-- BEGIN TASK INPUTS --

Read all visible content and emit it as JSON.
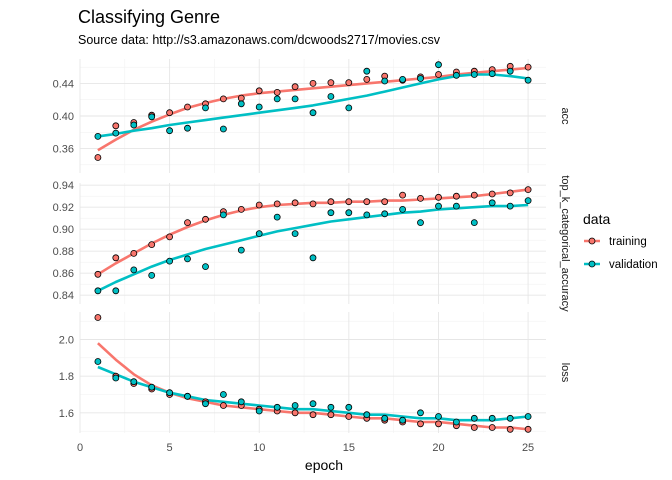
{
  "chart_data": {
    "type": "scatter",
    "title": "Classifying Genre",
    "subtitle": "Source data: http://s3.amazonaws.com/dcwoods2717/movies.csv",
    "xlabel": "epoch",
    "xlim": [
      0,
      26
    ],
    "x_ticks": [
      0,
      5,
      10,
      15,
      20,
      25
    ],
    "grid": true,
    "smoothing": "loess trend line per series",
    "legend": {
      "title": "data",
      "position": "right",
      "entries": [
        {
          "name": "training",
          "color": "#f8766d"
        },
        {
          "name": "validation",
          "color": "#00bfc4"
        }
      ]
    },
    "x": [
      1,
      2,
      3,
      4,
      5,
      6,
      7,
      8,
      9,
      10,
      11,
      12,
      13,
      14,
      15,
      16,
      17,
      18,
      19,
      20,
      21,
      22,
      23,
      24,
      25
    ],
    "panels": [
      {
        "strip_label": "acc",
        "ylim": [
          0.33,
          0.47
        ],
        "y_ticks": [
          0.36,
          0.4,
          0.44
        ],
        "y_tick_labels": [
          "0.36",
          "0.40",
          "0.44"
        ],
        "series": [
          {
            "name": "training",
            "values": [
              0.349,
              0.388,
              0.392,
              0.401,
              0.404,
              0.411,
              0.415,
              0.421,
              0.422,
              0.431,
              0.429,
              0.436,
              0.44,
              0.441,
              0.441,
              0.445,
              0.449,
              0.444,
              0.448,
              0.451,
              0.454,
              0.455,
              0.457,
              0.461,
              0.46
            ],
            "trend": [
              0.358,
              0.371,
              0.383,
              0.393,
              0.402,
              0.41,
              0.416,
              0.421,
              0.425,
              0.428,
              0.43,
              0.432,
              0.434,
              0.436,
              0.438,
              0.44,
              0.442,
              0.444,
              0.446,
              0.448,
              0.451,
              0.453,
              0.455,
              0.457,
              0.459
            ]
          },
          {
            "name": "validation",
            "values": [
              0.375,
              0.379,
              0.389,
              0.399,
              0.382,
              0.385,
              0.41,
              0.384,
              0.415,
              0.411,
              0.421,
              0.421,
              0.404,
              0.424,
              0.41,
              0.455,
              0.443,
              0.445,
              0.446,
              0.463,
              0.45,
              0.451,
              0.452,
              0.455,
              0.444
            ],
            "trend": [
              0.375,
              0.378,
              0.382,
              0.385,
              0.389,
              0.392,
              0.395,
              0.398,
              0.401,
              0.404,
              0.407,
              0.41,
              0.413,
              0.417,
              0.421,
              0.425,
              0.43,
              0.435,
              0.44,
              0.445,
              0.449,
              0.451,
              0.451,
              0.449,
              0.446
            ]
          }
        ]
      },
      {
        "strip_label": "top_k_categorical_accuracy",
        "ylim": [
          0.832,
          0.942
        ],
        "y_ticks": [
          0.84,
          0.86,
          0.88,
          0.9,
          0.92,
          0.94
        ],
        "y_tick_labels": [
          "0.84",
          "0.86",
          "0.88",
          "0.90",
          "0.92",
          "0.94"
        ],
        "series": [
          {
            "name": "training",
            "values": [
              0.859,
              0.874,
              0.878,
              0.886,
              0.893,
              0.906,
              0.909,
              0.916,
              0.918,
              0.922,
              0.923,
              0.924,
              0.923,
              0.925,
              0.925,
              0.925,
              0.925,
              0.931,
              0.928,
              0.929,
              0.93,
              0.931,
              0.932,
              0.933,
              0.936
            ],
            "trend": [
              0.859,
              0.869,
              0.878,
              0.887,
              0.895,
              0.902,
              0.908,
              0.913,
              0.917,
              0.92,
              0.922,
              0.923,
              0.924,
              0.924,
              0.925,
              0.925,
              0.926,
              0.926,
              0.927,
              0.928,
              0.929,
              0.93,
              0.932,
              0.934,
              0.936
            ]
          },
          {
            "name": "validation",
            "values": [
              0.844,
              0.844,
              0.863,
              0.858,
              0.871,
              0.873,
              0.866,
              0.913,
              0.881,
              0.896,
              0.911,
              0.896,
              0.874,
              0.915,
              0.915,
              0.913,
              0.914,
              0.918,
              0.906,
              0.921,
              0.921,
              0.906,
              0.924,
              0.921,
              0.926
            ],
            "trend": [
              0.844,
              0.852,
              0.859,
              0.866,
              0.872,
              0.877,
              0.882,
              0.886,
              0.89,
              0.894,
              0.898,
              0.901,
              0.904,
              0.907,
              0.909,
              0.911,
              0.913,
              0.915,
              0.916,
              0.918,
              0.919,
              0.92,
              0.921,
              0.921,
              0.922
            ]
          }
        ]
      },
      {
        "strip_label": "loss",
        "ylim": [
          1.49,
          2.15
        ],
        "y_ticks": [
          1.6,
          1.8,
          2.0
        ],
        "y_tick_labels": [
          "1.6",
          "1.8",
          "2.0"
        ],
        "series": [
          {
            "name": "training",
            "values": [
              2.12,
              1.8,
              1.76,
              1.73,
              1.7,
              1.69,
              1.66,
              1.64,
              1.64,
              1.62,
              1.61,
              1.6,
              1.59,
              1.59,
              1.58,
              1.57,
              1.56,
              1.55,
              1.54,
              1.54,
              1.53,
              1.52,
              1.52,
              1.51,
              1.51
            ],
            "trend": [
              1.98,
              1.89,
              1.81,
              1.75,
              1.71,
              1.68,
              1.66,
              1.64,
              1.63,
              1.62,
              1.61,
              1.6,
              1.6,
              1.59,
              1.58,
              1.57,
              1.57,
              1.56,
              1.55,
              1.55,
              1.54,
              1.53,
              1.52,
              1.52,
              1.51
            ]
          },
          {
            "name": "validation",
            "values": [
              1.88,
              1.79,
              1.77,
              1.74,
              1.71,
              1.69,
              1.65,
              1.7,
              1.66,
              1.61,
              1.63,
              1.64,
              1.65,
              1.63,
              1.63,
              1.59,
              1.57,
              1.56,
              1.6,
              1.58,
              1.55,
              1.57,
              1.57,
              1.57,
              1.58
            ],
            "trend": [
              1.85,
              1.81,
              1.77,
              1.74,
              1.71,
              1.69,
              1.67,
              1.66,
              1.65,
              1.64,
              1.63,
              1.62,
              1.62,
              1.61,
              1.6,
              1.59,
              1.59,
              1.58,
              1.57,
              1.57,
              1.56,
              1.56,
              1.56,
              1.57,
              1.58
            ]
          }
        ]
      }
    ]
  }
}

-- END TASK INPUTS --

◆ SET TASK: From the data above, write out everything exactly except the pictures.

◆ TASK SOLUTION:
Read all visible content and emit it as JSON.
{
  "chart_data": {
    "type": "scatter",
    "title": "Classifying Genre",
    "subtitle": "Source data: http://s3.amazonaws.com/dcwoods2717/movies.csv",
    "xlabel": "epoch",
    "xlim": [
      0,
      26
    ],
    "x_ticks": [
      0,
      5,
      10,
      15,
      20,
      25
    ],
    "grid": true,
    "smoothing": "loess trend line per series",
    "legend": {
      "title": "data",
      "position": "right",
      "entries": [
        {
          "name": "training",
          "color": "#f8766d"
        },
        {
          "name": "validation",
          "color": "#00bfc4"
        }
      ]
    },
    "x": [
      1,
      2,
      3,
      4,
      5,
      6,
      7,
      8,
      9,
      10,
      11,
      12,
      13,
      14,
      15,
      16,
      17,
      18,
      19,
      20,
      21,
      22,
      23,
      24,
      25
    ],
    "panels": [
      {
        "strip_label": "acc",
        "ylim": [
          0.33,
          0.47
        ],
        "y_ticks": [
          0.36,
          0.4,
          0.44
        ],
        "y_tick_labels": [
          "0.36",
          "0.40",
          "0.44"
        ],
        "series": [
          {
            "name": "training",
            "values": [
              0.349,
              0.388,
              0.392,
              0.401,
              0.404,
              0.411,
              0.415,
              0.421,
              0.422,
              0.431,
              0.429,
              0.436,
              0.44,
              0.441,
              0.441,
              0.445,
              0.449,
              0.444,
              0.448,
              0.451,
              0.454,
              0.455,
              0.457,
              0.461,
              0.46
            ],
            "trend": [
              0.358,
              0.371,
              0.383,
              0.393,
              0.402,
              0.41,
              0.416,
              0.421,
              0.425,
              0.428,
              0.43,
              0.432,
              0.434,
              0.436,
              0.438,
              0.44,
              0.442,
              0.444,
              0.446,
              0.448,
              0.451,
              0.453,
              0.455,
              0.457,
              0.459
            ]
          },
          {
            "name": "validation",
            "values": [
              0.375,
              0.379,
              0.389,
              0.399,
              0.382,
              0.385,
              0.41,
              0.384,
              0.415,
              0.411,
              0.421,
              0.421,
              0.404,
              0.424,
              0.41,
              0.455,
              0.443,
              0.445,
              0.446,
              0.463,
              0.45,
              0.451,
              0.452,
              0.455,
              0.444
            ],
            "trend": [
              0.375,
              0.378,
              0.382,
              0.385,
              0.389,
              0.392,
              0.395,
              0.398,
              0.401,
              0.404,
              0.407,
              0.41,
              0.413,
              0.417,
              0.421,
              0.425,
              0.43,
              0.435,
              0.44,
              0.445,
              0.449,
              0.451,
              0.451,
              0.449,
              0.446
            ]
          }
        ]
      },
      {
        "strip_label": "top_k_categorical_accuracy",
        "ylim": [
          0.832,
          0.942
        ],
        "y_ticks": [
          0.84,
          0.86,
          0.88,
          0.9,
          0.92,
          0.94
        ],
        "y_tick_labels": [
          "0.84",
          "0.86",
          "0.88",
          "0.90",
          "0.92",
          "0.94"
        ],
        "series": [
          {
            "name": "training",
            "values": [
              0.859,
              0.874,
              0.878,
              0.886,
              0.893,
              0.906,
              0.909,
              0.916,
              0.918,
              0.922,
              0.923,
              0.924,
              0.923,
              0.925,
              0.925,
              0.925,
              0.925,
              0.931,
              0.928,
              0.929,
              0.93,
              0.931,
              0.932,
              0.933,
              0.936
            ],
            "trend": [
              0.859,
              0.869,
              0.878,
              0.887,
              0.895,
              0.902,
              0.908,
              0.913,
              0.917,
              0.92,
              0.922,
              0.923,
              0.924,
              0.924,
              0.925,
              0.925,
              0.926,
              0.926,
              0.927,
              0.928,
              0.929,
              0.93,
              0.932,
              0.934,
              0.936
            ]
          },
          {
            "name": "validation",
            "values": [
              0.844,
              0.844,
              0.863,
              0.858,
              0.871,
              0.873,
              0.866,
              0.913,
              0.881,
              0.896,
              0.911,
              0.896,
              0.874,
              0.915,
              0.915,
              0.913,
              0.914,
              0.918,
              0.906,
              0.921,
              0.921,
              0.906,
              0.924,
              0.921,
              0.926
            ],
            "trend": [
              0.844,
              0.852,
              0.859,
              0.866,
              0.872,
              0.877,
              0.882,
              0.886,
              0.89,
              0.894,
              0.898,
              0.901,
              0.904,
              0.907,
              0.909,
              0.911,
              0.913,
              0.915,
              0.916,
              0.918,
              0.919,
              0.92,
              0.921,
              0.921,
              0.922
            ]
          }
        ]
      },
      {
        "strip_label": "loss",
        "ylim": [
          1.49,
          2.15
        ],
        "y_ticks": [
          1.6,
          1.8,
          2.0
        ],
        "y_tick_labels": [
          "1.6",
          "1.8",
          "2.0"
        ],
        "series": [
          {
            "name": "training",
            "values": [
              2.12,
              1.8,
              1.76,
              1.73,
              1.7,
              1.69,
              1.66,
              1.64,
              1.64,
              1.62,
              1.61,
              1.6,
              1.59,
              1.59,
              1.58,
              1.57,
              1.56,
              1.55,
              1.54,
              1.54,
              1.53,
              1.52,
              1.52,
              1.51,
              1.51
            ],
            "trend": [
              1.98,
              1.89,
              1.81,
              1.75,
              1.71,
              1.68,
              1.66,
              1.64,
              1.63,
              1.62,
              1.61,
              1.6,
              1.6,
              1.59,
              1.58,
              1.57,
              1.57,
              1.56,
              1.55,
              1.55,
              1.54,
              1.53,
              1.52,
              1.52,
              1.51
            ]
          },
          {
            "name": "validation",
            "values": [
              1.88,
              1.79,
              1.77,
              1.74,
              1.71,
              1.69,
              1.65,
              1.7,
              1.66,
              1.61,
              1.63,
              1.64,
              1.65,
              1.63,
              1.63,
              1.59,
              1.57,
              1.56,
              1.6,
              1.58,
              1.55,
              1.57,
              1.57,
              1.57,
              1.58
            ],
            "trend": [
              1.85,
              1.81,
              1.77,
              1.74,
              1.71,
              1.69,
              1.67,
              1.66,
              1.65,
              1.64,
              1.63,
              1.62,
              1.62,
              1.61,
              1.6,
              1.59,
              1.59,
              1.58,
              1.57,
              1.57,
              1.56,
              1.56,
              1.56,
              1.57,
              1.58
            ]
          }
        ]
      }
    ]
  }
}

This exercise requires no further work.